- **Written problem**
Would you restate all the data that follows, word for word?

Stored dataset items

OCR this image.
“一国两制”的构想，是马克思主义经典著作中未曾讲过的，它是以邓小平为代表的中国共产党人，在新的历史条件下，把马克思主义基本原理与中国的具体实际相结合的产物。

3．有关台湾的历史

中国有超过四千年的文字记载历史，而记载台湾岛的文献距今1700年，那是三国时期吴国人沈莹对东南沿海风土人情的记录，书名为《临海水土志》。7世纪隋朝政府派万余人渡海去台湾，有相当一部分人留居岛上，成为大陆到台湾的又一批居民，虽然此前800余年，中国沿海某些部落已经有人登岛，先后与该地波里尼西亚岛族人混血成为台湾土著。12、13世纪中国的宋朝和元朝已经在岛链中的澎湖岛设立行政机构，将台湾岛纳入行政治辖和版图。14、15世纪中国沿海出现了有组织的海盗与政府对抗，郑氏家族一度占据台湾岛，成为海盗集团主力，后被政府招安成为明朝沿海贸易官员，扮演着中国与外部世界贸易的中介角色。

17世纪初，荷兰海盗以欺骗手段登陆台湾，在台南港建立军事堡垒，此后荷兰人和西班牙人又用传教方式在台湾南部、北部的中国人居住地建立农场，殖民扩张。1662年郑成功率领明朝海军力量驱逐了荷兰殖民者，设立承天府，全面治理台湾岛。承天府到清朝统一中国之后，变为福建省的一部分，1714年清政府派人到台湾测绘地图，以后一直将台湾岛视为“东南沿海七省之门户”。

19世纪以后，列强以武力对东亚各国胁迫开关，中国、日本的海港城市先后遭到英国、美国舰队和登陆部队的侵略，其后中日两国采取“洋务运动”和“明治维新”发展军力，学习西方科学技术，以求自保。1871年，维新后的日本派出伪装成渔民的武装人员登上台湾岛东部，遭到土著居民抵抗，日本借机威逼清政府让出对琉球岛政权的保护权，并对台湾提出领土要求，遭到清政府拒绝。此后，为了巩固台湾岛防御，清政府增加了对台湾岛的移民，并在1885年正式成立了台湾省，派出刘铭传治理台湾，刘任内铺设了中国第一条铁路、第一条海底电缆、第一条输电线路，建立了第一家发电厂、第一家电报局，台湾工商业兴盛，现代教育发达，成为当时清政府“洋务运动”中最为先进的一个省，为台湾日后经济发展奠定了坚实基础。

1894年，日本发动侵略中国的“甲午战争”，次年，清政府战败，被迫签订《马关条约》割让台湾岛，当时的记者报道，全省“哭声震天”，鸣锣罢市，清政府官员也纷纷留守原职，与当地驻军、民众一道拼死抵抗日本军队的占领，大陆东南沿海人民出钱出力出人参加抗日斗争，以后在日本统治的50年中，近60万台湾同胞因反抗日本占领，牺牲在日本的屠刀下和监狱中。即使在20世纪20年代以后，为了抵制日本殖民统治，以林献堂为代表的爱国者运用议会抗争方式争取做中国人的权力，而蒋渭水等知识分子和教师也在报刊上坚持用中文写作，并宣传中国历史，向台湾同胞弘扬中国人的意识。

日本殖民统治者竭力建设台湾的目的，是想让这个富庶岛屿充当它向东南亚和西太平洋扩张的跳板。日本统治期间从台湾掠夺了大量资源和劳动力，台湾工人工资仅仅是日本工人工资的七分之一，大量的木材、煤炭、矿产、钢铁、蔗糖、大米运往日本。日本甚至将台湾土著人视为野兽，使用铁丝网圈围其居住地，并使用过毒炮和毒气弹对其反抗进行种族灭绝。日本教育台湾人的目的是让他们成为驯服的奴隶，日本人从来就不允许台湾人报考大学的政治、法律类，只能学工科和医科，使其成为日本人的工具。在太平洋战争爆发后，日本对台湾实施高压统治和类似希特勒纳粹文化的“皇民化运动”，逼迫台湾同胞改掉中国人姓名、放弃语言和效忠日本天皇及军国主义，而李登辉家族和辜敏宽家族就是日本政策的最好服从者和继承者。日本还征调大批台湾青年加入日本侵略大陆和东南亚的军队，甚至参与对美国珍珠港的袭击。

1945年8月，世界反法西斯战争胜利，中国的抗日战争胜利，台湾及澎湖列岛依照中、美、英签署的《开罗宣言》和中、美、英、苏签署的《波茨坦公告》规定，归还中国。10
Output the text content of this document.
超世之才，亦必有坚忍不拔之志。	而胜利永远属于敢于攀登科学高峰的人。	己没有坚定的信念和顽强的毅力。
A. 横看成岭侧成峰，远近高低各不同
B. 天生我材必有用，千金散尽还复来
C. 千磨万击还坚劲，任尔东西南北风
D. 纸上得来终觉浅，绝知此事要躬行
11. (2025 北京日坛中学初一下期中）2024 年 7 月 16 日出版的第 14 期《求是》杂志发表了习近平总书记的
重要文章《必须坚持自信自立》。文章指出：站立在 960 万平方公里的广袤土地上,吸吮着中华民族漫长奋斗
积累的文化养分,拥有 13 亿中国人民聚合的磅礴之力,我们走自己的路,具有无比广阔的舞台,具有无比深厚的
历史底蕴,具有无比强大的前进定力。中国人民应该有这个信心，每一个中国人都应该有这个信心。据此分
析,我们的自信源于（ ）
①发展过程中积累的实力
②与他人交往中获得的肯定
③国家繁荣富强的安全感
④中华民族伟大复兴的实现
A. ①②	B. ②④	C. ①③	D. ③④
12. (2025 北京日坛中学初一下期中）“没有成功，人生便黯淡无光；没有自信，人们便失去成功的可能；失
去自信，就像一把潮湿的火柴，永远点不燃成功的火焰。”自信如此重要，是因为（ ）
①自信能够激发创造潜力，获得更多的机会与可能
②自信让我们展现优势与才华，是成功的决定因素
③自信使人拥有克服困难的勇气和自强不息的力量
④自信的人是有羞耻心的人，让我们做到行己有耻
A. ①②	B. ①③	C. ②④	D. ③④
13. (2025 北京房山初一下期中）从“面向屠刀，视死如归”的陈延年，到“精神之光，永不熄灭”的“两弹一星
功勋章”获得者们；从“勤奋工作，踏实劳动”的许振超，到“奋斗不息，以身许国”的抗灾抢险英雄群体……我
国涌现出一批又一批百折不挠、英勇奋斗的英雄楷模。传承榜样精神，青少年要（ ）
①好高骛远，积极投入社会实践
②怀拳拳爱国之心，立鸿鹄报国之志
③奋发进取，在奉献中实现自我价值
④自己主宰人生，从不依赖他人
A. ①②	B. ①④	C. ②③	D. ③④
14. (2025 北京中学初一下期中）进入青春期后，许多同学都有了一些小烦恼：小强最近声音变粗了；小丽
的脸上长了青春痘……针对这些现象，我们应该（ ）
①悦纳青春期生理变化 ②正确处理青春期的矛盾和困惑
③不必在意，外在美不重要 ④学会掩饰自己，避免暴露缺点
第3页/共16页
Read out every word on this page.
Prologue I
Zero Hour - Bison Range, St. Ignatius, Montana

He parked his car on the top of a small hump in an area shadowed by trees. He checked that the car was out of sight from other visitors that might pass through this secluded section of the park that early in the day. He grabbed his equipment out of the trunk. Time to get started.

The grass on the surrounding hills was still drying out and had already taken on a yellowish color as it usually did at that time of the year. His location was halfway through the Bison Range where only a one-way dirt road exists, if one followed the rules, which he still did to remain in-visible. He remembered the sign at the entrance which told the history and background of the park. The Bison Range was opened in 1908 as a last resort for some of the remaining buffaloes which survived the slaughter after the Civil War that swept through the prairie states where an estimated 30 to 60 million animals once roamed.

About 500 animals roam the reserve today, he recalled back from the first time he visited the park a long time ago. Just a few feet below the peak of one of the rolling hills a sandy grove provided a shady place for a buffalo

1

- **Response below**
OCR this image.
“一国两制”的构想，是马克思主义经典著作中未曾讲过的，它是以邓小平为代表的中国共产党人，在新的历史条件下，把马克思主义基本原理与中国的具体实际相结合的产物。

3．有关台湾的历史

中国有超过四千年的文字记载历史，而记载台湾岛的文献距今1700年，那是三国时期吴国人沈莹对东南沿海风土人情的记录，书名为《临海水土志》。7世纪隋朝政府派万余人渡海去台湾，有相当一部分人留居岛上，成为大陆到台湾的又一批居民，虽然此前800余年，中国沿海某些部落已经有人登岛，先后与该地波里尼西亚岛族人混血成为台湾土著。12、13世纪中国的宋朝和元朝已经在岛链中的澎湖岛设立行政机构，将台湾岛纳入行政治辖和版图。14、15世纪中国沿海出现了有组织的海盗与政府对抗，郑氏家族一度占据台湾岛，成为海盗集团主力，后被政府招安成为明朝沿海贸易官员，扮演着中国与外部世界贸易的中介角色。

17世纪初，荷兰海盗以欺骗手段登陆台湾，在台南港建立军事堡垒，此后荷兰人和西班牙人又用传教方式在台湾南部、北部的中国人居住地建立农场，殖民扩张。1662年郑成功率领明朝海军力量驱逐了荷兰殖民者，设立承天府，全面治理台湾岛。承天府到清朝统一中国之后，变为福建省的一部分，1714年清政府派人到台湾测绘地图，以后一直将台湾岛视为“东南沿海七省之门户”。

19世纪以后，列强以武力对东亚各国胁迫开关，中国、日本的海港城市先后遭到英国、美国舰队和登陆部队的侵略，其后中日两国采取“洋务运动”和“明治维新”发展军力，学习西方科学技术，以求自保。1871年，维新后的日本派出伪装成渔民的武装人员登上台湾岛东部，遭到土著居民抵抗，日本借机威逼清政府让出对琉球岛政权的保护权，并对台湾提出领土要求，遭到清政府拒绝。此后，为了巩固台湾岛防御，清政府增加了对台湾岛的移民，并在1885年正式成立了台湾省，派出刘铭传治理台湾，刘任内铺设了中国第一条铁路、第一条海底电缆、第一条输电线路，建立了第一家发电厂、第一家电报局，台湾工商业兴盛，现代教育发达，成为当时清政府“洋务运动”中最为先进的一个省，为台湾日后经济发展奠定了坚实基础。

1894年，日本发动侵略中国的“甲午战争”，次年，清政府战败，被迫签订《马关条约》割让台湾岛，当时的记者报道，全省“哭声震天”，鸣锣罢市，清政府官员也纷纷留守原职，与当地驻军、民众一道拼死抵抗日本军队的占领，大陆东南沿海人民出钱出力出人参加抗日斗争，以后在日本统治的50年中，近60万台湾同胞因反抗日本占领，牺牲在日本的屠刀下和监狱中。即使在20世纪20年代以后，为了抵制日本殖民统治，以林献堂为代表的爱国者运用议会抗争方式争取做中国人的权力，而蒋渭水等知识分子和教师也在报刊上坚持用中文写作，并宣传中国历史，向台湾同胞弘扬中国人的意识。

日本殖民统治者竭力建设台湾的目的，是想让这个富庶岛屿充当它向东南亚和西太平洋扩张的跳板。日本统治期间从台湾掠夺了大量资源和劳动力，台湾工人工资仅仅是日本工人工资的七分之一，大量的木材、煤炭、矿产、钢铁、蔗糖、大米运往日本。日本甚至将台湾土著人视为野兽，使用铁丝网圈围其居住地，并使用过毒炮和毒气弹对其反抗进行种族灭绝。日本教育台湾人的目的是让他们成为驯服的奴隶，日本人从来就不允许台湾人报考大学的政治、法律类，只能学工科和医科，使其成为日本人的工具。在太平洋战争爆发后，日本对台湾实施高压统治和类似希特勒纳粹文化的“皇民化运动”，逼迫台湾同胞改掉中国人姓名、放弃语言和效忠日本天皇及军国主义，而李登辉家族和辜敏宽家族就是日本政策的最好服从者和继承者。日本还征调大批台湾青年加入日本侵略大陆和东南亚的军队，甚至参与对美国珍珠港的袭击。

1945年8月，世界反法西斯战争胜利，中国的抗日战争胜利，台湾及澎湖列岛依照中、美、英签署的《开罗宣言》和中、美、英、苏签署的《波茨坦公告》规定，归还中国。10
Output the text content of this document.
超世之才，亦必有坚忍不拔之志。	而胜利永远属于敢于攀登科学高峰的人。	己没有坚定的信念和顽强的毅力。
A. 横看成岭侧成峰，远近高低各不同
B. 天生我材必有用，千金散尽还复来
C. 千磨万击还坚劲，任尔东西南北风
D. 纸上得来终觉浅，绝知此事要躬行
11. (2025 北京日坛中学初一下期中）2024 年 7 月 16 日出版的第 14 期《求是》杂志发表了习近平总书记的
重要文章《必须坚持自信自立》。文章指出：站立在 960 万平方公里的广袤土地上,吸吮着中华民族漫长奋斗
积累的文化养分,拥有 13 亿中国人民聚合的磅礴之力,我们走自己的路,具有无比广阔的舞台,具有无比深厚的
历史底蕴,具有无比强大的前进定力。中国人民应该有这个信心，每一个中国人都应该有这个信心。据此分
析,我们的自信源于（ ）
①发展过程中积累的实力
②与他人交往中获得的肯定
③国家繁荣富强的安全感
④中华民族伟大复兴的实现
A. ①②	B. ②④	C. ①③	D. ③④
12. (2025 北京日坛中学初一下期中）“没有成功，人生便黯淡无光；没有自信，人们便失去成功的可能；失
去自信，就像一把潮湿的火柴，永远点不燃成功的火焰。”自信如此重要，是因为（ ）
①自信能够激发创造潜力，获得更多的机会与可能
②自信让我们展现优势与才华，是成功的决定因素
③自信使人拥有克服困难的勇气和自强不息的力量
④自信的人是有羞耻心的人，让我们做到行己有耻
A. ①②	B. ①③	C. ②④	D. ③④
13. (2025 北京房山初一下期中）从“面向屠刀，视死如归”的陈延年，到“精神之光，永不熄灭”的“两弹一星
功勋章”获得者们；从“勤奋工作，踏实劳动”的许振超，到“奋斗不息，以身许国”的抗灾抢险英雄群体……我
国涌现出一批又一批百折不挠、英勇奋斗的英雄楷模。传承榜样精神，青少年要（ ）
①好高骛远，积极投入社会实践
②怀拳拳爱国之心，立鸿鹄报国之志
③奋发进取，在奉献中实现自我价值
④自己主宰人生，从不依赖他人
A. ①②	B. ①④	C. ②③	D. ③④
14. (2025 北京中学初一下期中）进入青春期后，许多同学都有了一些小烦恼：小强最近声音变粗了；小丽
的脸上长了青春痘……针对这些现象，我们应该（ ）
①悦纳青春期生理变化 ②正确处理青春期的矛盾和困惑
③不必在意，外在美不重要 ④学会掩饰自己，避免暴露缺点
第3页/共16页
Read out every word on this page.
Prologue I
Zero Hour - Bison Range, St. Ignatius, Montana

He parked his car on the top of a small hump in an area shadowed by trees. He checked that the car was out of sight from other visitors that might pass through this secluded section of the park that early in the day. He grabbed his equipment out of the trunk. Time to get started.

The grass on the surrounding hills was still drying out and had already taken on a yellowish color as it usually did at that time of the year. His location was halfway through the Bison Range where only a one-way dirt road exists, if one followed the rules, which he still did to remain in-visible. He remembered the sign at the entrance which told the history and background of the park. The Bison Range was opened in 1908 as a last resort for some of the remaining buffaloes which survived the slaughter after the Civil War that swept through the prairie states where an estimated 30 to 60 million animals once roamed.

About 500 animals roam the reserve today, he recalled back from the first time he visited the park a long time ago. Just a few feet below the peak of one of the rolling hills a sandy grove provided a shady place for a buffalo

1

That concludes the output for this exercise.